• [WHAT TO PRODUCE]
Every entry must be copied word for word.

---

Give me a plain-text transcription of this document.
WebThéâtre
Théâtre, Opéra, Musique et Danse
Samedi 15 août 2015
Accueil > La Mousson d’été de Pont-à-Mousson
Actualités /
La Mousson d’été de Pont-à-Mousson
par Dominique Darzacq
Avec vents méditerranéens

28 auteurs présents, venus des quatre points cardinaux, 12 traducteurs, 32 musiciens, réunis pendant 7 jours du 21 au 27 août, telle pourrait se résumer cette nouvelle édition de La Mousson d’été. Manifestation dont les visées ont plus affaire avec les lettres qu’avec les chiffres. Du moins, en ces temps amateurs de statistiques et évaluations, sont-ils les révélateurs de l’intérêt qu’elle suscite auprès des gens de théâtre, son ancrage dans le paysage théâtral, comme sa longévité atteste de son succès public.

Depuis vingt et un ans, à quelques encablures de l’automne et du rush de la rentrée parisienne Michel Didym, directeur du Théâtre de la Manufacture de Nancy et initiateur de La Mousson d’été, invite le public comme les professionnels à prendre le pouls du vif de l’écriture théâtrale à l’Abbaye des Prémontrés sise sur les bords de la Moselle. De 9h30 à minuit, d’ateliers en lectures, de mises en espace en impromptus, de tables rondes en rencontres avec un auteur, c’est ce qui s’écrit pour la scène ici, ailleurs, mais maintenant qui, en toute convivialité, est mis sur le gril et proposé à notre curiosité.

---

• [RESPONSE BELOW]
Give me a plain-text transcription of this document.
WebThéâtre
Théâtre, Opéra, Musique et Danse
Samedi 15 août 2015
Accueil > La Mousson d’été de Pont-à-Mousson
Actualités /
La Mousson d’été de Pont-à-Mousson
par Dominique Darzacq
Avec vents méditerranéens

28 auteurs présents, venus des quatre points cardinaux, 12 traducteurs, 32 musiciens, réunis pendant 7 jours du 21 au 27 août, telle pourrait se résumer cette nouvelle édition de La Mousson d’été. Manifestation dont les visées ont plus affaire avec les lettres qu’avec les chiffres. Du moins, en ces temps amateurs de statistiques et évaluations, sont-ils les révélateurs de l’intérêt qu’elle suscite auprès des gens de théâtre, son ancrage dans le paysage théâtral, comme sa longévité atteste de son succès public.

Depuis vingt et un ans, à quelques encablures de l’automne et du rush de la rentrée parisienne Michel Didym, directeur du Théâtre de la Manufacture de Nancy et initiateur de La Mousson d’été, invite le public comme les professionnels à prendre le pouls du vif de l’écriture théâtrale à l’Abbaye des Prémontrés sise sur les bords de la Moselle. De 9h30 à minuit, d’ateliers en lectures, de mises en espace en impromptus, de tables rondes en rencontres avec un auteur, c’est ce qui s’écrit pour la scène ici, ailleurs, mais maintenant qui, en toute convivialité, est mis sur le gril et proposé à notre curiosité.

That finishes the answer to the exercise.